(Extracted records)
════════════════════
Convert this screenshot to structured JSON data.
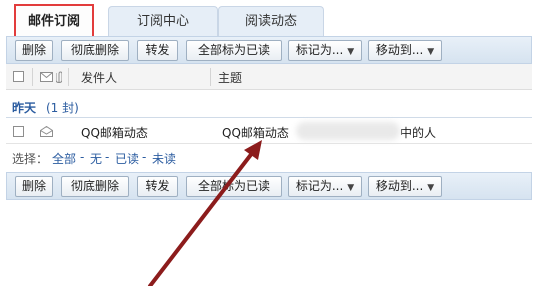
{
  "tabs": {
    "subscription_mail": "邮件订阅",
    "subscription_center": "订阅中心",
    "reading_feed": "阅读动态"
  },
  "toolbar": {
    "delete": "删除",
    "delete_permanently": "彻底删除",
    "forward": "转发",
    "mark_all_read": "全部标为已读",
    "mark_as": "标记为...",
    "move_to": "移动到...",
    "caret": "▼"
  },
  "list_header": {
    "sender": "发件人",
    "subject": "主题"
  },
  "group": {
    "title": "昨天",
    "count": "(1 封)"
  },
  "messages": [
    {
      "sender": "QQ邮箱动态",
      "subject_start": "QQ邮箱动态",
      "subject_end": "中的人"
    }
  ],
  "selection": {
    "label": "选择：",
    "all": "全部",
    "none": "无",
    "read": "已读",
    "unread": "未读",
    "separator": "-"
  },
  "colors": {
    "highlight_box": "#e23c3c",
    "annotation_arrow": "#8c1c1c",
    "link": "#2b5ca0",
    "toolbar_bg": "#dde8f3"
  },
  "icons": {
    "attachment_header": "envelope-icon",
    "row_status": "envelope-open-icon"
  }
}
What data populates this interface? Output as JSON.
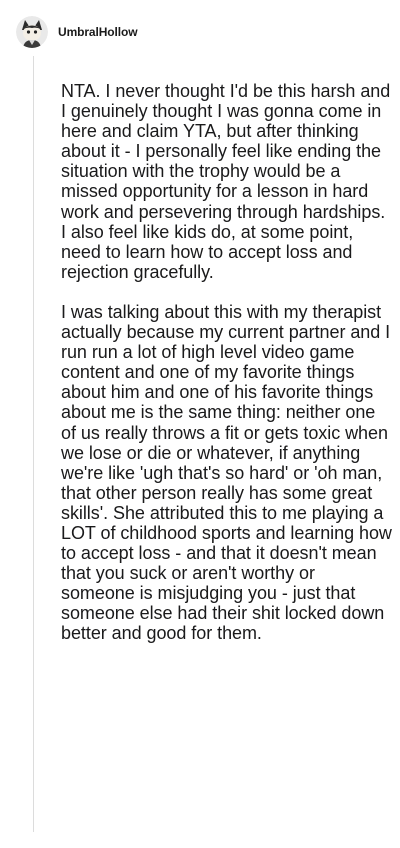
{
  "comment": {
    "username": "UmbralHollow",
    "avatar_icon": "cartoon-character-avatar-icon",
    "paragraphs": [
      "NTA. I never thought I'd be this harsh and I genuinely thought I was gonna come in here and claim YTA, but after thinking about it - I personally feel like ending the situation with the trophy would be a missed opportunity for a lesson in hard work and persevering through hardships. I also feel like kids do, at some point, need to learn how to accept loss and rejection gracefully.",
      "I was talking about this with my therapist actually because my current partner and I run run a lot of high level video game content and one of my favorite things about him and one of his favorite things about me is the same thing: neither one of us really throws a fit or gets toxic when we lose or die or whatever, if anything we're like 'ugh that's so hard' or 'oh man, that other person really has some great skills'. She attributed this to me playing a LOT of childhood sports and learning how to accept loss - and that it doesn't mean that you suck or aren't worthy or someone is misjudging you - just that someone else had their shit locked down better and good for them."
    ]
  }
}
════════════════════
▶ **To be done**:
Copy out the whole listing exactly, and don't carry over any pictures.

▶ **The result**:
Convert this screenshot to structured JSON data.
{
  "tabs": {
    "subscription_mail": "邮件订阅",
    "subscription_center": "订阅中心",
    "reading_feed": "阅读动态"
  },
  "toolbar": {
    "delete": "删除",
    "delete_permanently": "彻底删除",
    "forward": "转发",
    "mark_all_read": "全部标为已读",
    "mark_as": "标记为...",
    "move_to": "移动到...",
    "caret": "▼"
  },
  "list_header": {
    "sender": "发件人",
    "subject": "主题"
  },
  "group": {
    "title": "昨天",
    "count": "(1 封)"
  },
  "messages": [
    {
      "sender": "QQ邮箱动态",
      "subject_start": "QQ邮箱动态",
      "subject_end": "中的人"
    }
  ],
  "selection": {
    "label": "选择：",
    "all": "全部",
    "none": "无",
    "read": "已读",
    "unread": "未读",
    "separator": "-"
  },
  "colors": {
    "highlight_box": "#e23c3c",
    "annotation_arrow": "#8c1c1c",
    "link": "#2b5ca0",
    "toolbar_bg": "#dde8f3"
  },
  "icons": {
    "attachment_header": "envelope-icon",
    "row_status": "envelope-open-icon"
  }
}
What data populates this interface? Output as JSON.
{
  "comment": {
    "username": "UmbralHollow",
    "avatar_icon": "cartoon-character-avatar-icon",
    "paragraphs": [
      "NTA. I never thought I'd be this harsh and I genuinely thought I was gonna come in here and claim YTA, but after thinking about it - I personally feel like ending the situation with the trophy would be a missed opportunity for a lesson in hard work and persevering through hardships. I also feel like kids do, at some point, need to learn how to accept loss and rejection gracefully.",
      "I was talking about this with my therapist actually because my current partner and I run run a lot of high level video game content and one of my favorite things about him and one of his favorite things about me is the same thing: neither one of us really throws a fit or gets toxic when we lose or die or whatever, if anything we're like 'ugh that's so hard' or 'oh man, that other person really has some great skills'. She attributed this to me playing a LOT of childhood sports and learning how to accept loss - and that it doesn't mean that you suck or aren't worthy or someone is misjudging you - just that someone else had their shit locked down better and good for them."
    ]
  }
}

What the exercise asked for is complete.